# Start of EXERCISE INPUTS

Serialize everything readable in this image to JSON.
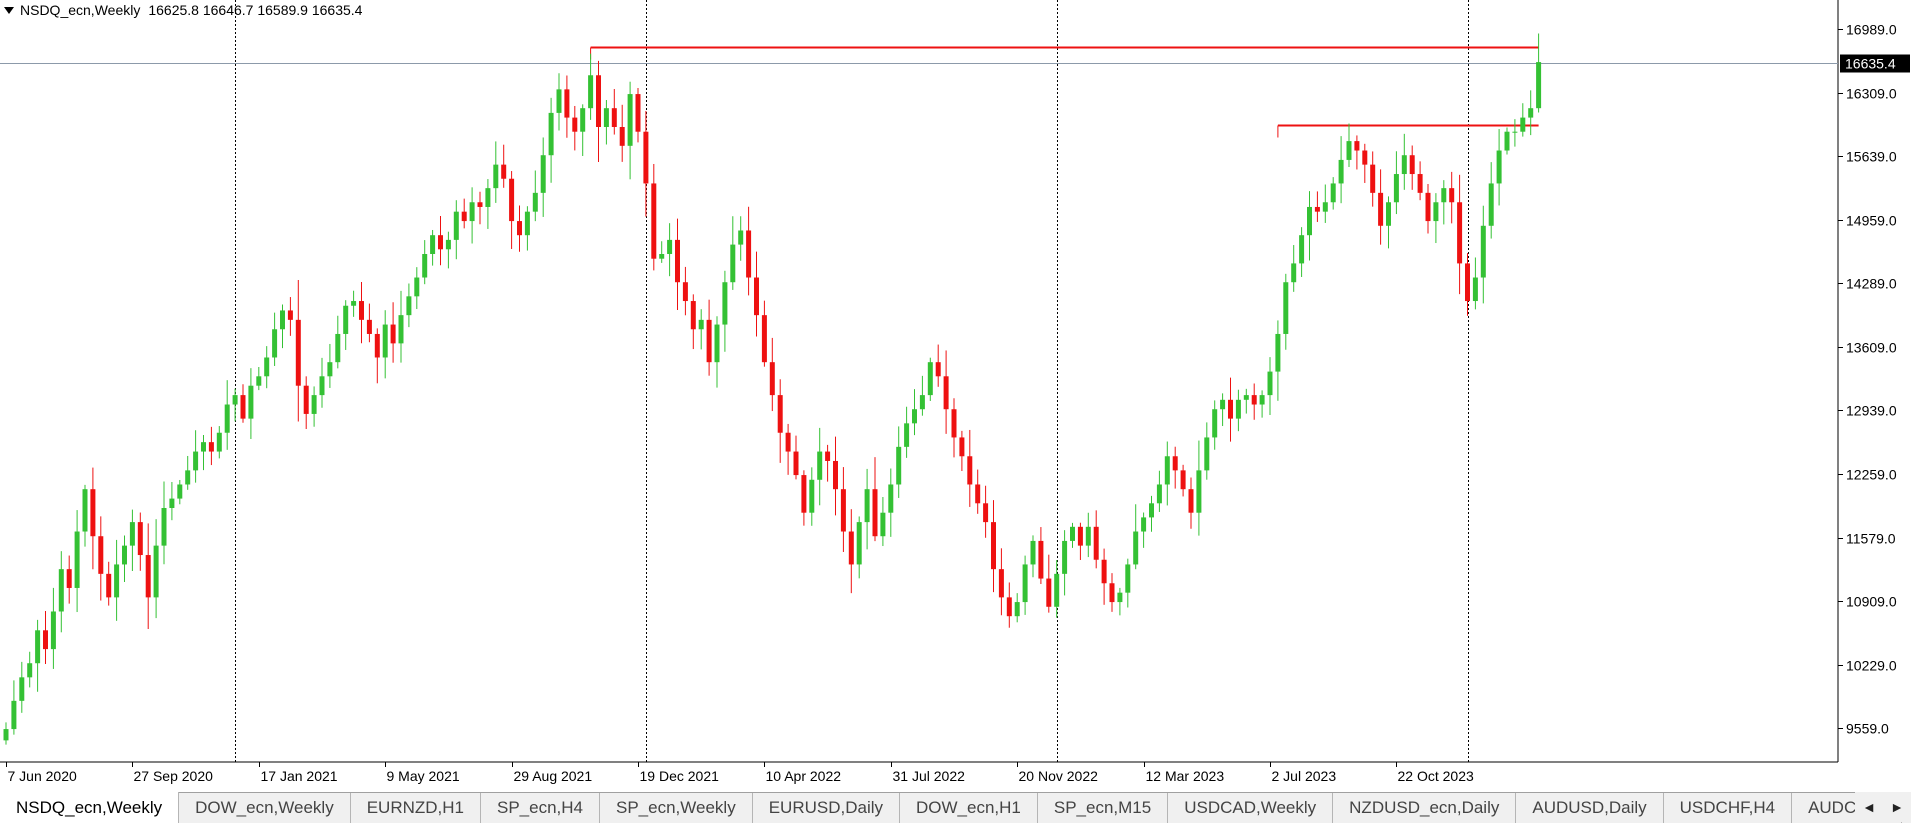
{
  "header": {
    "symbol": "NSDQ_ecn,Weekly",
    "ohlc": "16625.8 16646.7 16589.9 16635.4"
  },
  "colors": {
    "up": "#34c134",
    "down": "#ee1111",
    "level_line": "#ee1111",
    "price_line": "#8c9aaa",
    "grid": "#000000",
    "price_box": "#000000"
  },
  "tabs": [
    "NSDQ_ecn,Weekly",
    "DOW_ecn,Weekly",
    "EURNZD,H1",
    "SP_ecn,H4",
    "SP_ecn,Weekly",
    "EURUSD,Daily",
    "DOW_ecn,H1",
    "SP_ecn,M15",
    "USDCAD,Weekly",
    "NZDUSD_ecn,Daily",
    "AUDUSD,Daily",
    "USDCHF,H4",
    "AUDCAD,"
  ],
  "active_tab": 0,
  "scroll_icons": [
    "scroll-left-icon",
    "scroll-right-icon"
  ],
  "chart_data": {
    "type": "candlestick",
    "ylim": [
      9200,
      17300
    ],
    "y_ticks": [
      16989.0,
      16309.0,
      15639.0,
      14959.0,
      14289.0,
      13609.0,
      12939.0,
      12259.0,
      11579.0,
      10909.0,
      10229.0,
      9559.0
    ],
    "y_tick_labels": [
      "16989.0",
      "16309.0",
      "15639.0",
      "14959.0",
      "14289.0",
      "13609.0",
      "12939.0",
      "12259.0",
      "11579.0",
      "10909.0",
      "10229.0",
      "9559.0"
    ],
    "x_labels": [
      {
        "label": "7 Jun 2020",
        "index": 0
      },
      {
        "label": "27 Sep 2020",
        "index": 16
      },
      {
        "label": "17 Jan 2021",
        "index": 32
      },
      {
        "label": "9 May 2021",
        "index": 48
      },
      {
        "label": "29 Aug 2021",
        "index": 64
      },
      {
        "label": "19 Dec 2021",
        "index": 80
      },
      {
        "label": "10 Apr 2022",
        "index": 96
      },
      {
        "label": "31 Jul 2022",
        "index": 112
      },
      {
        "label": "20 Nov 2022",
        "index": 128
      },
      {
        "label": "12 Mar 2023",
        "index": 144
      },
      {
        "label": "2 Jul 2023",
        "index": 160
      },
      {
        "label": "22 Oct 2023",
        "index": 176
      }
    ],
    "period_separators": [
      29,
      81,
      133,
      185
    ],
    "current_price": 16635.4,
    "current_price_label": "16635.4",
    "levels": [
      {
        "price": 16800,
        "from_index": 74,
        "to_index": 194
      },
      {
        "price": 15970,
        "from_index": 161,
        "to_index": 194
      }
    ],
    "closes": [
      9550,
      9850,
      10100,
      10250,
      10600,
      10400,
      10800,
      11250,
      11050,
      11650,
      12100,
      11600,
      11200,
      10950,
      11300,
      11500,
      11750,
      11400,
      10950,
      11500,
      11900,
      12000,
      12150,
      12300,
      12500,
      12600,
      12500,
      12700,
      13000,
      13100,
      12850,
      13200,
      13300,
      13500,
      13800,
      14000,
      13900,
      13200,
      12900,
      13100,
      13300,
      13450,
      13750,
      14050,
      14100,
      13900,
      13750,
      13500,
      13850,
      13650,
      13950,
      14150,
      14350,
      14600,
      14800,
      14650,
      14750,
      15050,
      14950,
      15150,
      15100,
      15300,
      15550,
      15400,
      14950,
      14800,
      15050,
      15250,
      15650,
      16100,
      16350,
      16050,
      15900,
      16150,
      16500,
      15950,
      16150,
      15950,
      15750,
      16300,
      15900,
      15350,
      14550,
      14600,
      14750,
      14300,
      14100,
      13800,
      13900,
      13450,
      13850,
      14300,
      14700,
      14850,
      14350,
      13950,
      13450,
      13100,
      12700,
      12500,
      12250,
      11850,
      12200,
      12500,
      12400,
      12100,
      11650,
      11300,
      11750,
      12100,
      11600,
      11850,
      12150,
      12550,
      12800,
      12950,
      13100,
      13450,
      13300,
      12950,
      12650,
      12450,
      12150,
      11950,
      11750,
      11250,
      10950,
      10750,
      10900,
      11300,
      11550,
      11150,
      10850,
      11200,
      11550,
      11700,
      11500,
      11700,
      11350,
      11100,
      10900,
      11000,
      11300,
      11650,
      11800,
      11950,
      12150,
      12450,
      12300,
      12100,
      11850,
      12300,
      12650,
      12950,
      13050,
      12850,
      13050,
      13100,
      13000,
      13100,
      13350,
      13750,
      14300,
      14500,
      14800,
      15100,
      15050,
      15150,
      15350,
      15600,
      15800,
      15700,
      15550,
      15250,
      14900,
      15150,
      15450,
      15650,
      15450,
      15250,
      14950,
      15150,
      15300,
      15150,
      14500,
      14100,
      14350,
      14900,
      15350,
      15700,
      15900,
      15900,
      16050,
      16150,
      16640
    ]
  }
}
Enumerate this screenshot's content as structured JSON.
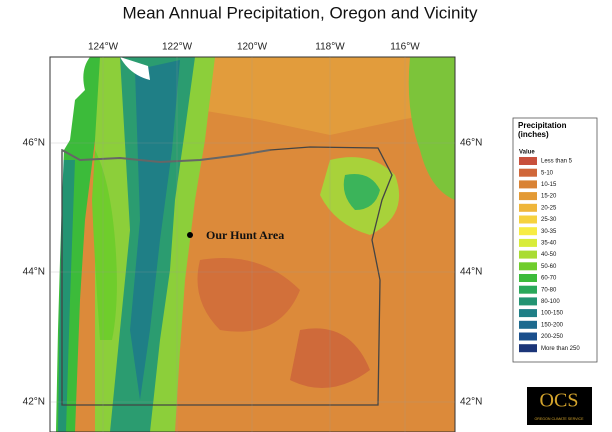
{
  "title": "Mean Annual Precipitation, Oregon and Vicinity",
  "longitude_labels": [
    "124°W",
    "122°W",
    "120°W",
    "118°W",
    "116°W"
  ],
  "latitude_labels": [
    "46°N",
    "44°N",
    "42°N"
  ],
  "annotation": "Our Hunt Area",
  "legend": {
    "title": "Precipitation (inches)",
    "subtitle": "Value",
    "items": [
      {
        "label": "Less than 5",
        "color": "#c8503c"
      },
      {
        "label": "5-10",
        "color": "#d0673a"
      },
      {
        "label": "10-15",
        "color": "#d98234"
      },
      {
        "label": "15-20",
        "color": "#e39a35"
      },
      {
        "label": "20-25",
        "color": "#efb63a"
      },
      {
        "label": "25-30",
        "color": "#f6d23e"
      },
      {
        "label": "30-35",
        "color": "#f7ec43"
      },
      {
        "label": "35-40",
        "color": "#d8ec3a"
      },
      {
        "label": "40-50",
        "color": "#a9dc33"
      },
      {
        "label": "50-60",
        "color": "#6fcd2c"
      },
      {
        "label": "60-70",
        "color": "#3cbb3a"
      },
      {
        "label": "70-80",
        "color": "#2aa85a"
      },
      {
        "label": "80-100",
        "color": "#239472"
      },
      {
        "label": "100-150",
        "color": "#1f7f86"
      },
      {
        "label": "150-200",
        "color": "#1d6a8e"
      },
      {
        "label": "200-250",
        "color": "#1a4f8c"
      },
      {
        "label": "More than 250",
        "color": "#1b3578"
      }
    ]
  },
  "logo": {
    "mark": "OCS",
    "caption": "OREGON CLIMATE SERVICE"
  }
}
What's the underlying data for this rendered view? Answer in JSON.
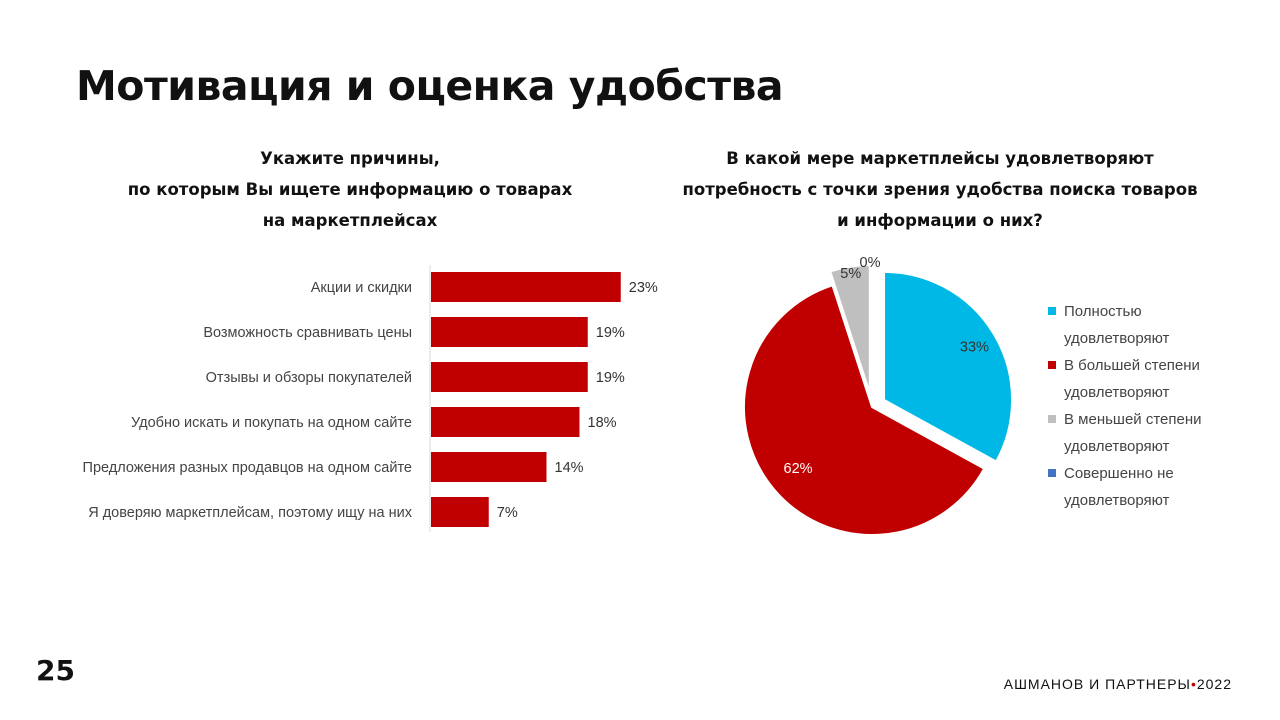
{
  "slide": {
    "title": "Мотивация и оценка удобства",
    "page_number": "25",
    "brand": "АШМАНОВ И ПАРТНЕРЫ",
    "brand_dot": "•",
    "year": "2022"
  },
  "colors": {
    "bar": "#c00000",
    "axis": "#d9d9d9",
    "pie": [
      "#00b8e6",
      "#c00000",
      "#bfbfbf",
      "#4472c4"
    ]
  },
  "chart_data": [
    {
      "type": "bar",
      "orientation": "horizontal",
      "title_lines": [
        "Укажите причины,",
        "по которым Вы ищете информацию о товарах",
        "на маркетплейсах"
      ],
      "categories": [
        "Акции и скидки",
        "Возможность сравнивать цены",
        "Отзывы и обзоры покупателей",
        "Удобно искать и покупать на одном сайте",
        "Предложения разных продавцов на одном сайте",
        "Я доверяю маркетплейсам, поэтому ищу на них"
      ],
      "values": [
        23,
        19,
        19,
        18,
        14,
        7
      ],
      "data_labels": [
        "23%",
        "19%",
        "19%",
        "18%",
        "14%",
        "7%"
      ],
      "unit": "%",
      "grid": false,
      "legend": "none"
    },
    {
      "type": "pie",
      "title_lines": [
        "В какой мере маркетплейсы удовлетворяют",
        "потребность с точки зрения удобства поиска товаров",
        "и информации о них?"
      ],
      "categories": [
        [
          "Полностью",
          "удовлетворяют"
        ],
        [
          "В большей степени",
          "удовлетворяют"
        ],
        [
          "В меньшей степени",
          "удовлетворяют"
        ],
        [
          "Совершенно не",
          "удовлетворяют"
        ]
      ],
      "values": [
        33,
        62,
        5,
        0
      ],
      "data_labels": [
        "33%",
        "62%",
        "5%",
        "0%"
      ],
      "legend": "right"
    }
  ]
}
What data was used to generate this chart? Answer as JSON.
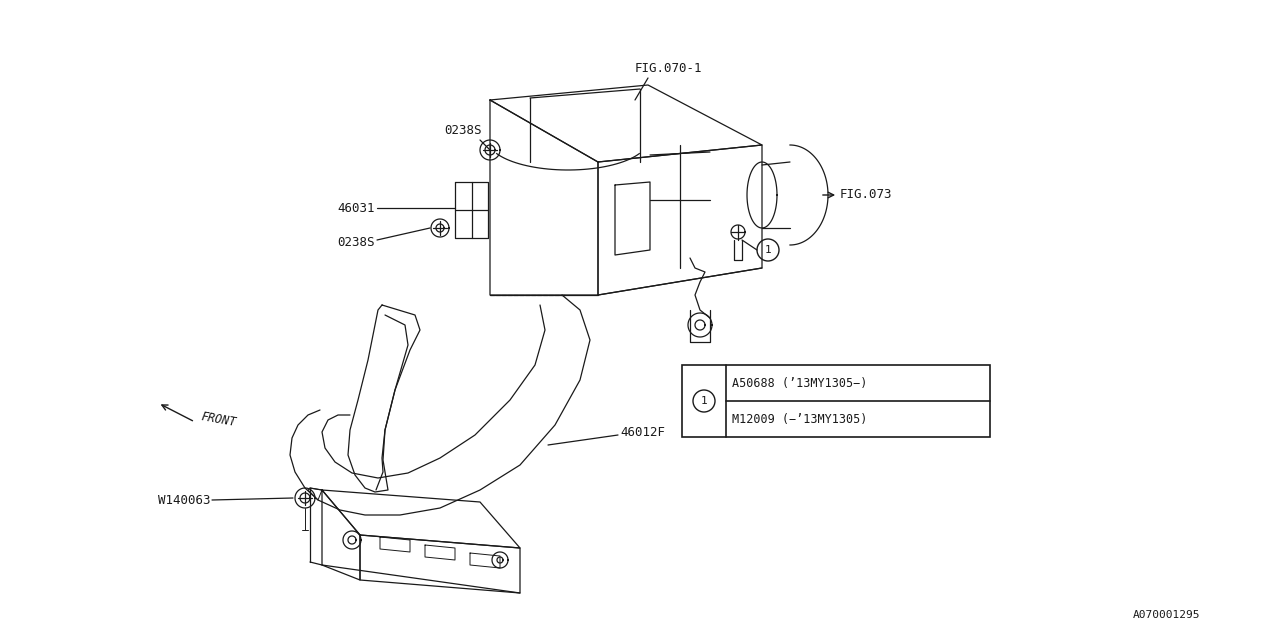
{
  "bg_color": "#ffffff",
  "line_color": "#1a1a1a",
  "fig_width": 12.8,
  "fig_height": 6.4,
  "labels": {
    "fig070_1": "FIG.070-1",
    "fig073": "FIG.073",
    "part_0238S_top": "0238S",
    "part_46031": "46031",
    "part_0238S_bot": "0238S",
    "part_46012F": "46012F",
    "part_W140063": "W140063",
    "front": "FRONT",
    "part_num_1": "A070001295",
    "legend_row1": "M12009 (−’13MY1305)",
    "legend_row2": "A50688 (’13MY1305−)"
  }
}
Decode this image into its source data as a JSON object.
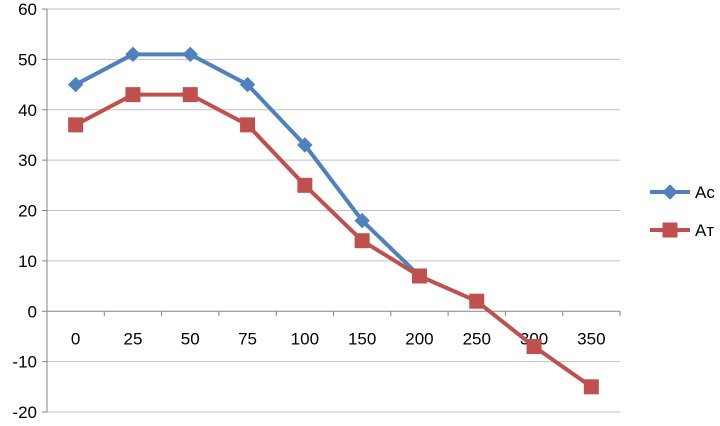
{
  "chart_data": {
    "type": "line",
    "categories": [
      "0",
      "25",
      "50",
      "75",
      "100",
      "150",
      "200",
      "250",
      "300",
      "350"
    ],
    "series": [
      {
        "name": "Ac",
        "color": "#4f81bd",
        "marker": "diamond",
        "values": [
          45,
          51,
          51,
          45,
          33,
          18,
          7,
          null,
          null,
          null
        ]
      },
      {
        "name": "Aт",
        "color": "#c0504d",
        "marker": "square",
        "values": [
          37,
          43,
          43,
          37,
          25,
          14,
          7,
          2,
          -7,
          -15
        ]
      }
    ],
    "title": "",
    "xlabel": "",
    "ylabel": "",
    "ylim": [
      -20,
      60
    ],
    "yticks": [
      -20,
      -10,
      0,
      10,
      20,
      30,
      40,
      50,
      60
    ],
    "ytick_labels": [
      "-20",
      "-10",
      "0",
      "10",
      "20",
      "30",
      "40",
      "50",
      "60"
    ],
    "grid": "horizontal",
    "legend": "right"
  }
}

# End of EXERCISE INPUTS

Going through the data above, count the lines where the string "JSON" appears, and answer with only that number.

**COMPLETED EXERCISE:** 5